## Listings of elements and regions
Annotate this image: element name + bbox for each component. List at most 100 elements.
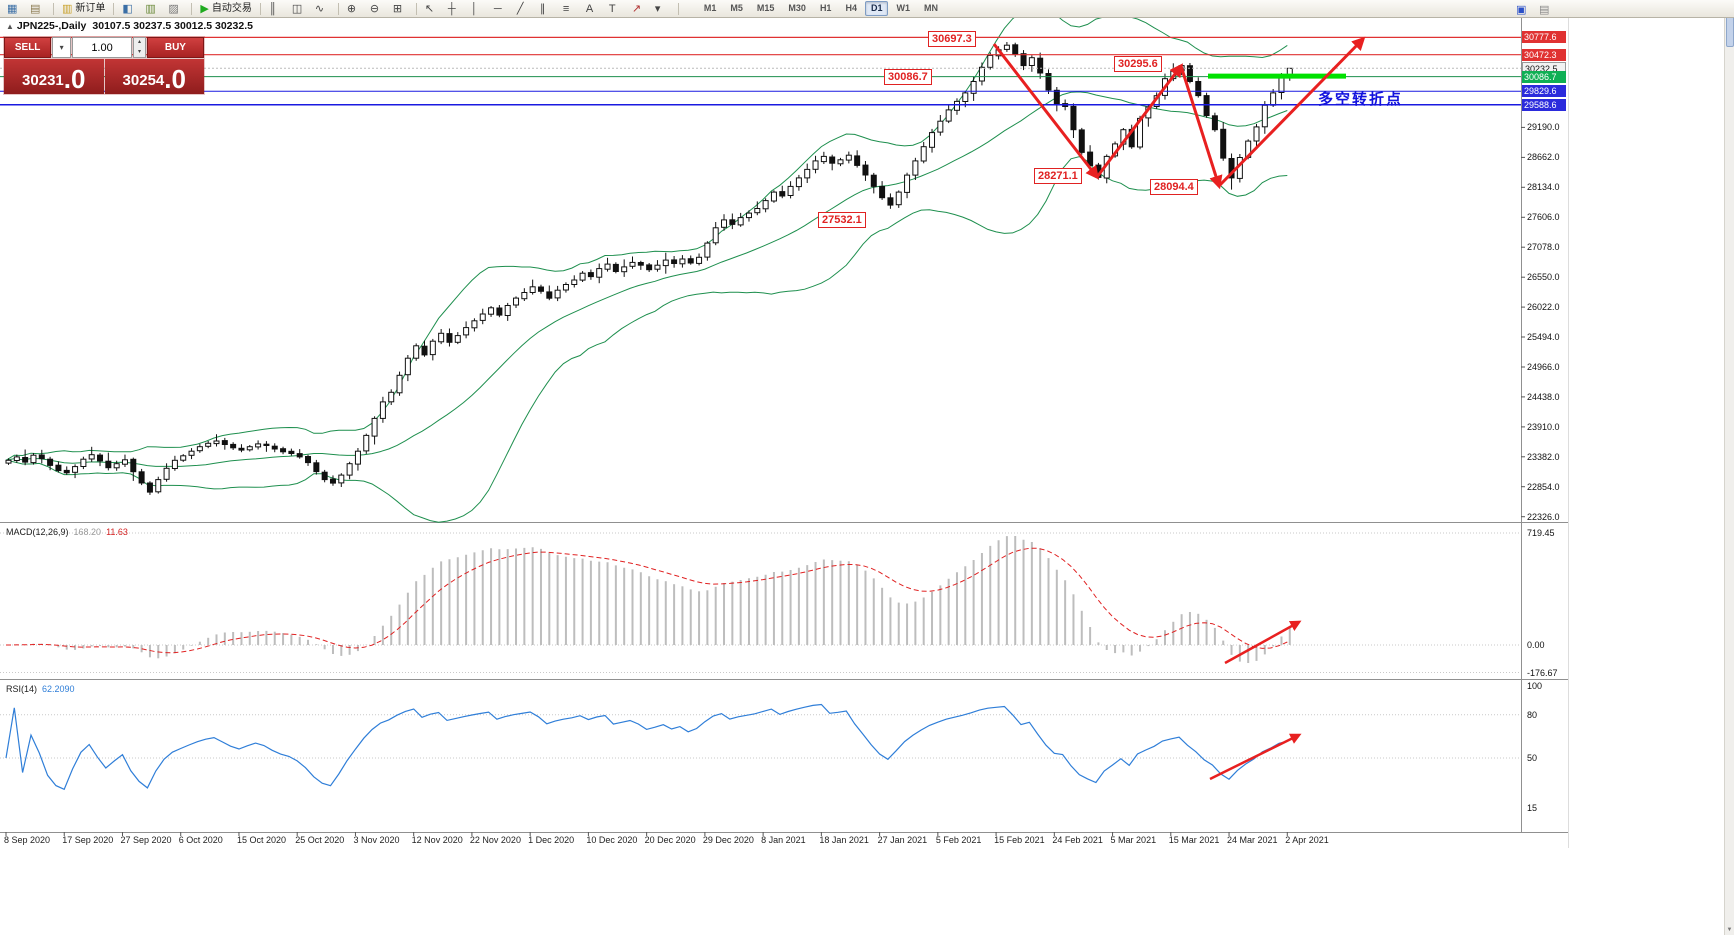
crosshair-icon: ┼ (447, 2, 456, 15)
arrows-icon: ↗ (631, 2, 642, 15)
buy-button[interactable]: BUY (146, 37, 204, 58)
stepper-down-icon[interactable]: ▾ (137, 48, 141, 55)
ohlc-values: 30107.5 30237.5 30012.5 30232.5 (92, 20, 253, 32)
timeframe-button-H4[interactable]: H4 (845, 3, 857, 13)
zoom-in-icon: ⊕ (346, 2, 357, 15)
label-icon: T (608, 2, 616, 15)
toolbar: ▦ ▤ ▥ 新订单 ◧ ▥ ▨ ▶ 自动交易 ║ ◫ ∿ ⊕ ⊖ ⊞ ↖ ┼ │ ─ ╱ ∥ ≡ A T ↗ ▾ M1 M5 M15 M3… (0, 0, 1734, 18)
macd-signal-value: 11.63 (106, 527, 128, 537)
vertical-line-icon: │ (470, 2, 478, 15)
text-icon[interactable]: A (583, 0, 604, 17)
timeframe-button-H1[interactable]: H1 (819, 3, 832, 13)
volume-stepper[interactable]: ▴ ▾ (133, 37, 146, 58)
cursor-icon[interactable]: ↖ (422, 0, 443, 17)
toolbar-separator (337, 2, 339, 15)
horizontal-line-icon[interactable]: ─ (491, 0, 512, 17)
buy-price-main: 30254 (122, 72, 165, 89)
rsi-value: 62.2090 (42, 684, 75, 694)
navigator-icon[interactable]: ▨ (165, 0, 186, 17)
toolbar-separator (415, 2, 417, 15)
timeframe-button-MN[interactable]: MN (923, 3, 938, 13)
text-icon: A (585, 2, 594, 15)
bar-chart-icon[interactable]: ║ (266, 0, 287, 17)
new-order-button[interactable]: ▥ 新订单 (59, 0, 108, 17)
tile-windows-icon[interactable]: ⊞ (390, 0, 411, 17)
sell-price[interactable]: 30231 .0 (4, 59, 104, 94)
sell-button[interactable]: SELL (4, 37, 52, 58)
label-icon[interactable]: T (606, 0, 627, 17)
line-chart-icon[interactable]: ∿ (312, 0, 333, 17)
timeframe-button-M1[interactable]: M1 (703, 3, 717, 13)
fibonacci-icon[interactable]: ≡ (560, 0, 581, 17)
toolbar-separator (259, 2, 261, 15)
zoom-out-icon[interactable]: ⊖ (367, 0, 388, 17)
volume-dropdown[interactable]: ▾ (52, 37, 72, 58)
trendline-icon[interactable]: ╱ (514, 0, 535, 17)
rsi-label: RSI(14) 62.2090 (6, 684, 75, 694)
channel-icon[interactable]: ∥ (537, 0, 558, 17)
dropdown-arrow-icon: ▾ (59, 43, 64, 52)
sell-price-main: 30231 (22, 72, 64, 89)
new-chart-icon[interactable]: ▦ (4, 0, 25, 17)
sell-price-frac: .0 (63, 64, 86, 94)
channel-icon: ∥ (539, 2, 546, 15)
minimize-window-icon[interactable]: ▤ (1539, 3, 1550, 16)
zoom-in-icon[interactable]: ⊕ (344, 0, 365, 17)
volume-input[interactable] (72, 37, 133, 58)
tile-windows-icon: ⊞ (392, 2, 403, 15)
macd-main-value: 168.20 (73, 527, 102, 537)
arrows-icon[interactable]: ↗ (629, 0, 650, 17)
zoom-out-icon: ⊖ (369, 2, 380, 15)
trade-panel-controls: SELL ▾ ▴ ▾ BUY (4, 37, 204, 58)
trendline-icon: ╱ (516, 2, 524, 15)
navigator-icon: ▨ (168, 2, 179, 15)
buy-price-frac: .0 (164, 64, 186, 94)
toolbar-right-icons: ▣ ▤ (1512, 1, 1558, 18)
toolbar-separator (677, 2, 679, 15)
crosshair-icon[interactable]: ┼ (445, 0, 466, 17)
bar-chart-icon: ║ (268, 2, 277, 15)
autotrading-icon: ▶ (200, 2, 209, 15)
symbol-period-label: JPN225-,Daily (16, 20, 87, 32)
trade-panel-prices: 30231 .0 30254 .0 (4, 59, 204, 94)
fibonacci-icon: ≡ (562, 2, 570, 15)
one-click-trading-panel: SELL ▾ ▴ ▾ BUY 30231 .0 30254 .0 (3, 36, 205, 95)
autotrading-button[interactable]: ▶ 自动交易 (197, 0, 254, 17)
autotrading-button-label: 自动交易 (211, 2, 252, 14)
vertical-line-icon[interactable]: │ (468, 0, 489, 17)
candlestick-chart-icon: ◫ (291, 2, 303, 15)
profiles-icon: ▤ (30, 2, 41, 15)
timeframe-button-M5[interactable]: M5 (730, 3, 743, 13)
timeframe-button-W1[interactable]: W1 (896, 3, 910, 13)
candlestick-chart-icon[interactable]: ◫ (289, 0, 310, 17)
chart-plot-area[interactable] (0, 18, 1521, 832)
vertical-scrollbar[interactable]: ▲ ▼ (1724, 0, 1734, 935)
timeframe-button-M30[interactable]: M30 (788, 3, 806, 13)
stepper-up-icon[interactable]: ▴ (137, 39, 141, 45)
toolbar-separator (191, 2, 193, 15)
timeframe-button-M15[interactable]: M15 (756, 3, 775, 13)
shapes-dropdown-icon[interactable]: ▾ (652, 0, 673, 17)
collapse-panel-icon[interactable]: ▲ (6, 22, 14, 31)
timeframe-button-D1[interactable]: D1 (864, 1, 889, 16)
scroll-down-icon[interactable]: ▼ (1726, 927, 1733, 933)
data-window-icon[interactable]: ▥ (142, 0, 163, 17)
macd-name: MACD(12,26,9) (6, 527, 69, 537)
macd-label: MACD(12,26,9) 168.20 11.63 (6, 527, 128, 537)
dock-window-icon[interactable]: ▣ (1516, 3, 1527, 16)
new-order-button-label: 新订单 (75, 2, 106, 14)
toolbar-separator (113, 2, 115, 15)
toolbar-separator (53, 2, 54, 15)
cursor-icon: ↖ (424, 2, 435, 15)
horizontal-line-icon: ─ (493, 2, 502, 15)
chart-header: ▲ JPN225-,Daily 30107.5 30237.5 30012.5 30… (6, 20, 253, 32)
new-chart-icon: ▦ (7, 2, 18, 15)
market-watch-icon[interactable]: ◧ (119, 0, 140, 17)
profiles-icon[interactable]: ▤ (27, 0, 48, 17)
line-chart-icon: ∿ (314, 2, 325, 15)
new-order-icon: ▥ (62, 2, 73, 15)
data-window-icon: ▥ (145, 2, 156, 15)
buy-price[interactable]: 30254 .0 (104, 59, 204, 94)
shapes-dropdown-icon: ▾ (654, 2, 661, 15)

## Instructions for the task
Return every one of the lines above with no changes, leaving out the pictures.

## Answer below
Annotate this image: element name + bbox for each component. List at most 100 elements.
crosshair-icon: ┼ (447, 2, 456, 15)
arrows-icon: ↗ (631, 2, 642, 15)
buy-button[interactable]: BUY (146, 37, 204, 58)
stepper-down-icon[interactable]: ▾ (137, 48, 141, 55)
ohlc-values: 30107.5 30237.5 30012.5 30232.5 (92, 20, 253, 32)
timeframe-button-H4[interactable]: H4 (845, 3, 857, 13)
zoom-in-icon: ⊕ (346, 2, 357, 15)
label-icon: T (608, 2, 616, 15)
toolbar: ▦ ▤ ▥ 新订单 ◧ ▥ ▨ ▶ 自动交易 ║ ◫ ∿ ⊕ ⊖ ⊞ ↖ ┼ │ ─ ╱ ∥ ≡ A T ↗ ▾ M1 M5 M15 M3… (0, 0, 1734, 18)
macd-signal-value: 11.63 (106, 527, 128, 537)
vertical-line-icon: │ (470, 2, 478, 15)
text-icon[interactable]: A (583, 0, 604, 17)
timeframe-button-H1[interactable]: H1 (819, 3, 832, 13)
volume-stepper[interactable]: ▴ ▾ (133, 37, 146, 58)
cursor-icon[interactable]: ↖ (422, 0, 443, 17)
toolbar-separator (337, 2, 339, 15)
horizontal-line-icon[interactable]: ─ (491, 0, 512, 17)
buy-price-main: 30254 (122, 72, 165, 89)
rsi-value: 62.2090 (42, 684, 75, 694)
navigator-icon[interactable]: ▨ (165, 0, 186, 17)
toolbar-separator (415, 2, 417, 15)
timeframe-button-MN[interactable]: MN (923, 3, 938, 13)
text-icon: A (585, 2, 594, 15)
bar-chart-icon[interactable]: ║ (266, 0, 287, 17)
new-order-button[interactable]: ▥ 新订单 (59, 0, 108, 17)
tile-windows-icon[interactable]: ⊞ (390, 0, 411, 17)
sell-price[interactable]: 30231 .0 (4, 59, 104, 94)
sell-button[interactable]: SELL (4, 37, 52, 58)
label-icon[interactable]: T (606, 0, 627, 17)
line-chart-icon[interactable]: ∿ (312, 0, 333, 17)
timeframe-button-M1[interactable]: M1 (703, 3, 717, 13)
fibonacci-icon[interactable]: ≡ (560, 0, 581, 17)
toolbar-separator (259, 2, 261, 15)
zoom-out-icon[interactable]: ⊖ (367, 0, 388, 17)
volume-dropdown[interactable]: ▾ (52, 37, 72, 58)
trendline-icon[interactable]: ╱ (514, 0, 535, 17)
rsi-label: RSI(14) 62.2090 (6, 684, 75, 694)
channel-icon[interactable]: ∥ (537, 0, 558, 17)
dropdown-arrow-icon: ▾ (59, 43, 64, 52)
sell-price-main: 30231 (22, 72, 64, 89)
new-chart-icon[interactable]: ▦ (4, 0, 25, 17)
sell-price-frac: .0 (63, 64, 86, 94)
channel-icon: ∥ (539, 2, 546, 15)
minimize-window-icon[interactable]: ▤ (1539, 3, 1550, 16)
zoom-in-icon[interactable]: ⊕ (344, 0, 365, 17)
volume-input[interactable] (72, 37, 133, 58)
tile-windows-icon: ⊞ (392, 2, 403, 15)
macd-main-value: 168.20 (73, 527, 102, 537)
arrows-icon[interactable]: ↗ (629, 0, 650, 17)
zoom-out-icon: ⊖ (369, 2, 380, 15)
trade-panel-controls: SELL ▾ ▴ ▾ BUY (4, 37, 204, 58)
trendline-icon: ╱ (516, 2, 524, 15)
navigator-icon: ▨ (168, 2, 179, 15)
buy-price-frac: .0 (164, 64, 186, 94)
toolbar-right-icons: ▣ ▤ (1512, 1, 1558, 18)
toolbar-separator (677, 2, 679, 15)
crosshair-icon[interactable]: ┼ (445, 0, 466, 17)
bar-chart-icon: ║ (268, 2, 277, 15)
autotrading-icon: ▶ (200, 2, 209, 15)
symbol-period-label: JPN225-,Daily (16, 20, 87, 32)
trade-panel-prices: 30231 .0 30254 .0 (4, 59, 204, 94)
fibonacci-icon: ≡ (562, 2, 570, 15)
one-click-trading-panel: SELL ▾ ▴ ▾ BUY 30231 .0 30254 .0 (3, 36, 205, 95)
autotrading-button[interactable]: ▶ 自动交易 (197, 0, 254, 17)
autotrading-button-label: 自动交易 (211, 2, 252, 14)
vertical-line-icon[interactable]: │ (468, 0, 489, 17)
candlestick-chart-icon: ◫ (291, 2, 303, 15)
profiles-icon: ▤ (30, 2, 41, 15)
timeframe-button-M5[interactable]: M5 (730, 3, 743, 13)
timeframe-button-W1[interactable]: W1 (896, 3, 910, 13)
candlestick-chart-icon[interactable]: ◫ (289, 0, 310, 17)
chart-plot-area[interactable] (0, 18, 1521, 832)
vertical-scrollbar[interactable]: ▲ ▼ (1724, 0, 1734, 935)
timeframe-button-M30[interactable]: M30 (788, 3, 806, 13)
stepper-up-icon[interactable]: ▴ (137, 39, 141, 45)
toolbar-separator (191, 2, 193, 15)
timeframe-button-M15[interactable]: M15 (756, 3, 775, 13)
shapes-dropdown-icon[interactable]: ▾ (652, 0, 673, 17)
collapse-panel-icon[interactable]: ▲ (6, 22, 14, 31)
timeframe-button-D1[interactable]: D1 (864, 1, 889, 16)
scroll-down-icon[interactable]: ▼ (1726, 927, 1733, 933)
data-window-icon[interactable]: ▥ (142, 0, 163, 17)
macd-name: MACD(12,26,9) (6, 527, 69, 537)
macd-label: MACD(12,26,9) 168.20 11.63 (6, 527, 128, 537)
dock-window-icon[interactable]: ▣ (1516, 3, 1527, 16)
new-order-button-label: 新订单 (75, 2, 106, 14)
toolbar-separator (113, 2, 115, 15)
toolbar-separator (53, 2, 54, 15)
cursor-icon: ↖ (424, 2, 435, 15)
horizontal-line-icon: ─ (493, 2, 502, 15)
chart-header: ▲ JPN225-,Daily 30107.5 30237.5 30012.5 30… (6, 20, 253, 32)
new-chart-icon: ▦ (7, 2, 18, 15)
market-watch-icon[interactable]: ◧ (119, 0, 140, 17)
profiles-icon[interactable]: ▤ (27, 0, 48, 17)
line-chart-icon: ∿ (314, 2, 325, 15)
new-order-icon: ▥ (62, 2, 73, 15)
data-window-icon: ▥ (145, 2, 156, 15)
buy-price[interactable]: 30254 .0 (104, 59, 204, 94)
shapes-dropdown-icon: ▾ (654, 2, 661, 15)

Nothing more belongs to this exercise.